What is asked:
What is needed here is an exact copy of every entry.

____ Data for this task

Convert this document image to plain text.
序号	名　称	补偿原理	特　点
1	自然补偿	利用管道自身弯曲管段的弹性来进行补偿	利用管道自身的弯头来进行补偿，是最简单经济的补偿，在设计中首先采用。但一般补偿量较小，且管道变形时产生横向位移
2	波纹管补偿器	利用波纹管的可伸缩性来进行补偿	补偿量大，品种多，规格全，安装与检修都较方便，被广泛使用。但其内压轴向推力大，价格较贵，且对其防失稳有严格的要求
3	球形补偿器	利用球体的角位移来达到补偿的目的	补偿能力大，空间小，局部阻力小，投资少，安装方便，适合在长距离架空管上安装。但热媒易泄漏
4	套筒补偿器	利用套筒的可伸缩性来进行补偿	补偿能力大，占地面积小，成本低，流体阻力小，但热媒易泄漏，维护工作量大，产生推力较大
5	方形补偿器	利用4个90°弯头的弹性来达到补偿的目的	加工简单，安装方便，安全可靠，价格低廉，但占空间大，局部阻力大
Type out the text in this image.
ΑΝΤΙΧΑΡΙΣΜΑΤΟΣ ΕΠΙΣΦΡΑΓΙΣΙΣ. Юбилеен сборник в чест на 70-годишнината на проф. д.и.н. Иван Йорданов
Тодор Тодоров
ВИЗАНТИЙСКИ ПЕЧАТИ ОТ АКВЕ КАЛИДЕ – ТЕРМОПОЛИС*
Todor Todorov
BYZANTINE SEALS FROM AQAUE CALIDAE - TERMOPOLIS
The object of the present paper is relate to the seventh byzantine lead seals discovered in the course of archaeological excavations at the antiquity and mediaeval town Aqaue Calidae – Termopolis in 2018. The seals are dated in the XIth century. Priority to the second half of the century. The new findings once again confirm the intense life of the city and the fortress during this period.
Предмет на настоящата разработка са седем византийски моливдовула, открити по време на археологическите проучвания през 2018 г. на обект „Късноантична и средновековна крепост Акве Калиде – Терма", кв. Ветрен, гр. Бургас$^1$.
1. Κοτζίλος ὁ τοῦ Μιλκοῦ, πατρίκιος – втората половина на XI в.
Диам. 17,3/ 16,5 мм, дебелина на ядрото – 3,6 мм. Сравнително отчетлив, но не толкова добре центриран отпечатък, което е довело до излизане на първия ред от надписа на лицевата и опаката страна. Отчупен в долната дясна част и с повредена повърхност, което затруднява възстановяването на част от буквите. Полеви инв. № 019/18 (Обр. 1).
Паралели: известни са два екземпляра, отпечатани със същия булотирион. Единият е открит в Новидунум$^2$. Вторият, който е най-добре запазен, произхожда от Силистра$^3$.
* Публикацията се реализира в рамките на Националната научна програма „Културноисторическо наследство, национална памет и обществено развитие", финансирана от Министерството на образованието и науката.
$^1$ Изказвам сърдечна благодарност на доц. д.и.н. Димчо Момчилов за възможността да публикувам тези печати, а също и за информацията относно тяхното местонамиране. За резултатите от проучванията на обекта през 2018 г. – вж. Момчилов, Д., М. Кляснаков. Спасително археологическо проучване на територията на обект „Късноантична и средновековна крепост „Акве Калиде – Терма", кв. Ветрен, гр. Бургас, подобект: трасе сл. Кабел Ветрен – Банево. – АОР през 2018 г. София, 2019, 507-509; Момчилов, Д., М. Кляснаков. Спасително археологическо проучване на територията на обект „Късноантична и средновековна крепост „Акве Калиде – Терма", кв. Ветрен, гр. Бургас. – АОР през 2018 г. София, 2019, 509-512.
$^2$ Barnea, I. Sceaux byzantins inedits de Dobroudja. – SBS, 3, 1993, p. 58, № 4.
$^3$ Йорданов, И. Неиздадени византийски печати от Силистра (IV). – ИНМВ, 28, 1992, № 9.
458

________

Right answer:
Convert this document image to plain text.
序号	名　称	补偿原理	特　点
1	自然补偿	利用管道自身弯曲管段的弹性来进行补偿	利用管道自身的弯头来进行补偿，是最简单经济的补偿，在设计中首先采用。但一般补偿量较小，且管道变形时产生横向位移
2	波纹管补偿器	利用波纹管的可伸缩性来进行补偿	补偿量大，品种多，规格全，安装与检修都较方便，被广泛使用。但其内压轴向推力大，价格较贵，且对其防失稳有严格的要求
3	球形补偿器	利用球体的角位移来达到补偿的目的	补偿能力大，空间小，局部阻力小，投资少，安装方便，适合在长距离架空管上安装。但热媒易泄漏
4	套筒补偿器	利用套筒的可伸缩性来进行补偿	补偿能力大，占地面积小，成本低，流体阻力小，但热媒易泄漏，维护工作量大，产生推力较大
5	方形补偿器	利用4个90°弯头的弹性来达到补偿的目的	加工简单，安装方便，安全可靠，价格低廉，但占空间大，局部阻力大
Type out the text in this image.
ΑΝΤΙΧΑΡΙΣΜΑΤΟΣ ΕΠΙΣΦΡΑΓΙΣΙΣ. Юбилеен сборник в чест на 70-годишнината на проф. д.и.н. Иван Йорданов
Тодор Тодоров
ВИЗАНТИЙСКИ ПЕЧАТИ ОТ АКВЕ КАЛИДЕ – ТЕРМОПОЛИС*
Todor Todorov
BYZANTINE SEALS FROM AQAUE CALIDAE - TERMOPOLIS
The object of the present paper is relate to the seventh byzantine lead seals discovered in the course of archaeological excavations at the antiquity and mediaeval town Aqaue Calidae – Termopolis in 2018. The seals are dated in the XIth century. Priority to the second half of the century. The new findings once again confirm the intense life of the city and the fortress during this period.
Предмет на настоящата разработка са седем византийски моливдовула, открити по време на археологическите проучвания през 2018 г. на обект „Късноантична и средновековна крепост Акве Калиде – Терма", кв. Ветрен, гр. Бургас$^1$.
1. Κοτζίλος ὁ τοῦ Μιλκοῦ, πατρίκιος – втората половина на XI в.
Диам. 17,3/ 16,5 мм, дебелина на ядрото – 3,6 мм. Сравнително отчетлив, но не толкова добре центриран отпечатък, което е довело до излизане на първия ред от надписа на лицевата и опаката страна. Отчупен в долната дясна част и с повредена повърхност, което затруднява възстановяването на част от буквите. Полеви инв. № 019/18 (Обр. 1).
Паралели: известни са два екземпляра, отпечатани със същия булотирион. Единият е открит в Новидунум$^2$. Вторият, който е най-добре запазен, произхожда от Силистра$^3$.
* Публикацията се реализира в рамките на Националната научна програма „Културноисторическо наследство, национална памет и обществено развитие", финансирана от Министерството на образованието и науката.
$^1$ Изказвам сърдечна благодарност на доц. д.и.н. Димчо Момчилов за възможността да публикувам тези печати, а също и за информацията относно тяхното местонамиране. За резултатите от проучванията на обекта през 2018 г. – вж. Момчилов, Д., М. Кляснаков. Спасително археологическо проучване на територията на обект „Късноантична и средновековна крепост „Акве Калиде – Терма", кв. Ветрен, гр. Бургас, подобект: трасе сл. Кабел Ветрен – Банево. – АОР през 2018 г. София, 2019, 507-509; Момчилов, Д., М. Кляснаков. Спасително археологическо проучване на територията на обект „Късноантична и средновековна крепост „Акве Калиде – Терма", кв. Ветрен, гр. Бургас. – АОР през 2018 г. София, 2019, 509-512.
$^2$ Barnea, I. Sceaux byzantins inedits de Dobroudja. – SBS, 3, 1993, p. 58, № 4.
$^3$ Йорданов, И. Неиздадени византийски печати от Силистра (IV). – ИНМВ, 28, 1992, № 9.
458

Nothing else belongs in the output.